# Work instructions
Write out the listing beneath this instruction in its entirety, exactly as it reads.

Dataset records
* * * * * * * * *

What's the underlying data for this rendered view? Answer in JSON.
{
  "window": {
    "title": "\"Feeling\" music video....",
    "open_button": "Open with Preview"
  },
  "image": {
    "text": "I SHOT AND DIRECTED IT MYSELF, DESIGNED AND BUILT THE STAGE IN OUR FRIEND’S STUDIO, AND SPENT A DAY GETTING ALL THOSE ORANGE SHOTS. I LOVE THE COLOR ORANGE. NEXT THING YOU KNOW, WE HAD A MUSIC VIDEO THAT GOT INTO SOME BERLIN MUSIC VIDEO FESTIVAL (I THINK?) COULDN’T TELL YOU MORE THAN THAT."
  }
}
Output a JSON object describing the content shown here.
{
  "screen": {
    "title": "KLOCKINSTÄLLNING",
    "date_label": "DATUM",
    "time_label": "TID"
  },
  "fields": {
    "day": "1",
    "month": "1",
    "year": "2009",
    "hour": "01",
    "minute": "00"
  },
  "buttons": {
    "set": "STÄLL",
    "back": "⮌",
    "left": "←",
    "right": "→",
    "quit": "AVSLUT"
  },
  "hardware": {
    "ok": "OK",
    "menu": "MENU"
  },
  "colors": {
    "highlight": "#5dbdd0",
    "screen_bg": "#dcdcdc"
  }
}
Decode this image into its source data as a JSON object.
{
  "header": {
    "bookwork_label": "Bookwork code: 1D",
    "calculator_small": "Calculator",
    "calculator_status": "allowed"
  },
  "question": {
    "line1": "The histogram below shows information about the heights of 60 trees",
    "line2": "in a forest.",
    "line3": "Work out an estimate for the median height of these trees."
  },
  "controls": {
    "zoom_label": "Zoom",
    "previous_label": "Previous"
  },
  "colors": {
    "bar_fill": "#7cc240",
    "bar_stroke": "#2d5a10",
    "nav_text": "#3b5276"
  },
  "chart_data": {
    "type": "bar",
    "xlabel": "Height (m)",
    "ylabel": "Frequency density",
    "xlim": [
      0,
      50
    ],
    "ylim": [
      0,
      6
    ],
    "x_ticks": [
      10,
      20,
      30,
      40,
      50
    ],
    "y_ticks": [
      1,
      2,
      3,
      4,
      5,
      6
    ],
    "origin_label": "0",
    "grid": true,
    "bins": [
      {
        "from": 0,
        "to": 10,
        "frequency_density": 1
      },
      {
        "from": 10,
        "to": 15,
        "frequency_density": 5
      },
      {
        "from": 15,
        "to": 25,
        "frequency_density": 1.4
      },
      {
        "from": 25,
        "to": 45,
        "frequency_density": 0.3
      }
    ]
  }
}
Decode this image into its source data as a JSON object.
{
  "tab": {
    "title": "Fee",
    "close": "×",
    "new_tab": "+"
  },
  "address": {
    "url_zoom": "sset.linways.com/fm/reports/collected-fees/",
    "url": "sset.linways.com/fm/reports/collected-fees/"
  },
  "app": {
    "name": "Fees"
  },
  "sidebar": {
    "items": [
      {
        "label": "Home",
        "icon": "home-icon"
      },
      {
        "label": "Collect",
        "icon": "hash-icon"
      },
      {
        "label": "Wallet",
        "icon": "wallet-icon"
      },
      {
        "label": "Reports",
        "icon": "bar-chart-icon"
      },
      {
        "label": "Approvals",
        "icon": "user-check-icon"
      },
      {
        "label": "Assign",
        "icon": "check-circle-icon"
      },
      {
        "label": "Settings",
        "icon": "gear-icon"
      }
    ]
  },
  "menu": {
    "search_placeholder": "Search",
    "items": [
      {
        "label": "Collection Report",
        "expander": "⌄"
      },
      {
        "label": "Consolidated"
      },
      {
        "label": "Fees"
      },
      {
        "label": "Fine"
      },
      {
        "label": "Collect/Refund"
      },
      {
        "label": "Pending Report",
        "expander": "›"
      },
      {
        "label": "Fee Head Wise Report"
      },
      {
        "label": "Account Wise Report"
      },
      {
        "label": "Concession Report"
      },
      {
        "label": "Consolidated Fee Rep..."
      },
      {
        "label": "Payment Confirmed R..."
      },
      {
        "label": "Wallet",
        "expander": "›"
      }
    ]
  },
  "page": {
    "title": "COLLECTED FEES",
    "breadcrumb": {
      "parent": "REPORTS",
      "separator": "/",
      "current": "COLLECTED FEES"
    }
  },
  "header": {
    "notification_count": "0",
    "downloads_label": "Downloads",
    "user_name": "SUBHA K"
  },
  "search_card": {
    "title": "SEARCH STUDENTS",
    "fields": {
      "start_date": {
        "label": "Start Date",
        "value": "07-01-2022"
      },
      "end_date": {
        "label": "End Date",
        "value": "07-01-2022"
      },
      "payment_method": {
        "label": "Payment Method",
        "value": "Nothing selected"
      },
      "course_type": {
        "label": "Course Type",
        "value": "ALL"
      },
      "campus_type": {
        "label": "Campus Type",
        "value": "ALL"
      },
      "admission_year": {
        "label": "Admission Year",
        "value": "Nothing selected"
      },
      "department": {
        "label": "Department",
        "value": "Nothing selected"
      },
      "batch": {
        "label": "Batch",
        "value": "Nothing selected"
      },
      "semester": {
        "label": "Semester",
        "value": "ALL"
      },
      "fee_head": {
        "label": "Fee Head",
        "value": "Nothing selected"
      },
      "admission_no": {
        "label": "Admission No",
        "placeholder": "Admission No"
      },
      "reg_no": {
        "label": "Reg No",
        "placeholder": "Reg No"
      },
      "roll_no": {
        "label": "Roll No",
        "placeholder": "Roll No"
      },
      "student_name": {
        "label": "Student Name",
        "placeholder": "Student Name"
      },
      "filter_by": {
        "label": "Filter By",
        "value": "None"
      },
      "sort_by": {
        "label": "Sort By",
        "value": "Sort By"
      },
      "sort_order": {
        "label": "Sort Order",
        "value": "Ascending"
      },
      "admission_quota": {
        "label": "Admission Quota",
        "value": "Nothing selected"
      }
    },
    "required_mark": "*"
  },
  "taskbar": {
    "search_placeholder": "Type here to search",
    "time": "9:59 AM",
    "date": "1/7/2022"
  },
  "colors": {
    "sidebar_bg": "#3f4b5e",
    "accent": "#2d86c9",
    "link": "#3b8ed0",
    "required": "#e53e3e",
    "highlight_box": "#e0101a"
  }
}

* * * * * * * * *

# Result
What's the underlying data for this rendered view? Answer in JSON.
{
  "window": {
    "title": "\"Feeling\" music video....",
    "open_button": "Open with Preview"
  },
  "image": {
    "text": "I SHOT AND DIRECTED IT MYSELF, DESIGNED AND BUILT THE STAGE IN OUR FRIEND’S STUDIO, AND SPENT A DAY GETTING ALL THOSE ORANGE SHOTS. I LOVE THE COLOR ORANGE. NEXT THING YOU KNOW, WE HAD A MUSIC VIDEO THAT GOT INTO SOME BERLIN MUSIC VIDEO FESTIVAL (I THINK?) COULDN’T TELL YOU MORE THAN THAT."
  }
}
Output a JSON object describing the content shown here.
{
  "screen": {
    "title": "KLOCKINSTÄLLNING",
    "date_label": "DATUM",
    "time_label": "TID"
  },
  "fields": {
    "day": "1",
    "month": "1",
    "year": "2009",
    "hour": "01",
    "minute": "00"
  },
  "buttons": {
    "set": "STÄLL",
    "back": "⮌",
    "left": "←",
    "right": "→",
    "quit": "AVSLUT"
  },
  "hardware": {
    "ok": "OK",
    "menu": "MENU"
  },
  "colors": {
    "highlight": "#5dbdd0",
    "screen_bg": "#dcdcdc"
  }
}
Decode this image into its source data as a JSON object.
{
  "header": {
    "bookwork_label": "Bookwork code: 1D",
    "calculator_small": "Calculator",
    "calculator_status": "allowed"
  },
  "question": {
    "line1": "The histogram below shows information about the heights of 60 trees",
    "line2": "in a forest.",
    "line3": "Work out an estimate for the median height of these trees."
  },
  "controls": {
    "zoom_label": "Zoom",
    "previous_label": "Previous"
  },
  "colors": {
    "bar_fill": "#7cc240",
    "bar_stroke": "#2d5a10",
    "nav_text": "#3b5276"
  },
  "chart_data": {
    "type": "bar",
    "xlabel": "Height (m)",
    "ylabel": "Frequency density",
    "xlim": [
      0,
      50
    ],
    "ylim": [
      0,
      6
    ],
    "x_ticks": [
      10,
      20,
      30,
      40,
      50
    ],
    "y_ticks": [
      1,
      2,
      3,
      4,
      5,
      6
    ],
    "origin_label": "0",
    "grid": true,
    "bins": [
      {
        "from": 0,
        "to": 10,
        "frequency_density": 1
      },
      {
        "from": 10,
        "to": 15,
        "frequency_density": 5
      },
      {
        "from": 15,
        "to": 25,
        "frequency_density": 1.4
      },
      {
        "from": 25,
        "to": 45,
        "frequency_density": 0.3
      }
    ]
  }
}
Decode this image into its source data as a JSON object.
{
  "tab": {
    "title": "Fee",
    "close": "×",
    "new_tab": "+"
  },
  "address": {
    "url_zoom": "sset.linways.com/fm/reports/collected-fees/",
    "url": "sset.linways.com/fm/reports/collected-fees/"
  },
  "app": {
    "name": "Fees"
  },
  "sidebar": {
    "items": [
      {
        "label": "Home",
        "icon": "home-icon"
      },
      {
        "label": "Collect",
        "icon": "hash-icon"
      },
      {
        "label": "Wallet",
        "icon": "wallet-icon"
      },
      {
        "label": "Reports",
        "icon": "bar-chart-icon"
      },
      {
        "label": "Approvals",
        "icon": "user-check-icon"
      },
      {
        "label": "Assign",
        "icon": "check-circle-icon"
      },
      {
        "label": "Settings",
        "icon": "gear-icon"
      }
    ]
  },
  "menu": {
    "search_placeholder": "Search",
    "items": [
      {
        "label": "Collection Report",
        "expander": "⌄"
      },
      {
        "label": "Consolidated"
      },
      {
        "label": "Fees"
      },
      {
        "label": "Fine"
      },
      {
        "label": "Collect/Refund"
      },
      {
        "label": "Pending Report",
        "expander": "›"
      },
      {
        "label": "Fee Head Wise Report"
      },
      {
        "label": "Account Wise Report"
      },
      {
        "label": "Concession Report"
      },
      {
        "label": "Consolidated Fee Rep..."
      },
      {
        "label": "Payment Confirmed R..."
      },
      {
        "label": "Wallet",
        "expander": "›"
      }
    ]
  },
  "page": {
    "title": "COLLECTED FEES",
    "breadcrumb": {
      "parent": "REPORTS",
      "separator": "/",
      "current": "COLLECTED FEES"
    }
  },
  "header": {
    "notification_count": "0",
    "downloads_label": "Downloads",
    "user_name": "SUBHA K"
  },
  "search_card": {
    "title": "SEARCH STUDENTS",
    "fields": {
      "start_date": {
        "label": "Start Date",
        "value": "07-01-2022"
      },
      "end_date": {
        "label": "End Date",
        "value": "07-01-2022"
      },
      "payment_method": {
        "label": "Payment Method",
        "value": "Nothing selected"
      },
      "course_type": {
        "label": "Course Type",
        "value": "ALL"
      },
      "campus_type": {
        "label": "Campus Type",
        "value": "ALL"
      },
      "admission_year": {
        "label": "Admission Year",
        "value": "Nothing selected"
      },
      "department": {
        "label": "Department",
        "value": "Nothing selected"
      },
      "batch": {
        "label": "Batch",
        "value": "Nothing selected"
      },
      "semester": {
        "label": "Semester",
        "value": "ALL"
      },
      "fee_head": {
        "label": "Fee Head",
        "value": "Nothing selected"
      },
      "admission_no": {
        "label": "Admission No",
        "placeholder": "Admission No"
      },
      "reg_no": {
        "label": "Reg No",
        "placeholder": "Reg No"
      },
      "roll_no": {
        "label": "Roll No",
        "placeholder": "Roll No"
      },
      "student_name": {
        "label": "Student Name",
        "placeholder": "Student Name"
      },
      "filter_by": {
        "label": "Filter By",
        "value": "None"
      },
      "sort_by": {
        "label": "Sort By",
        "value": "Sort By"
      },
      "sort_order": {
        "label": "Sort Order",
        "value": "Ascending"
      },
      "admission_quota": {
        "label": "Admission Quota",
        "value": "Nothing selected"
      }
    },
    "required_mark": "*"
  },
  "taskbar": {
    "search_placeholder": "Type here to search",
    "time": "9:59 AM",
    "date": "1/7/2022"
  },
  "colors": {
    "sidebar_bg": "#3f4b5e",
    "accent": "#2d86c9",
    "link": "#3b8ed0",
    "required": "#e53e3e",
    "highlight_box": "#e0101a"
  }
}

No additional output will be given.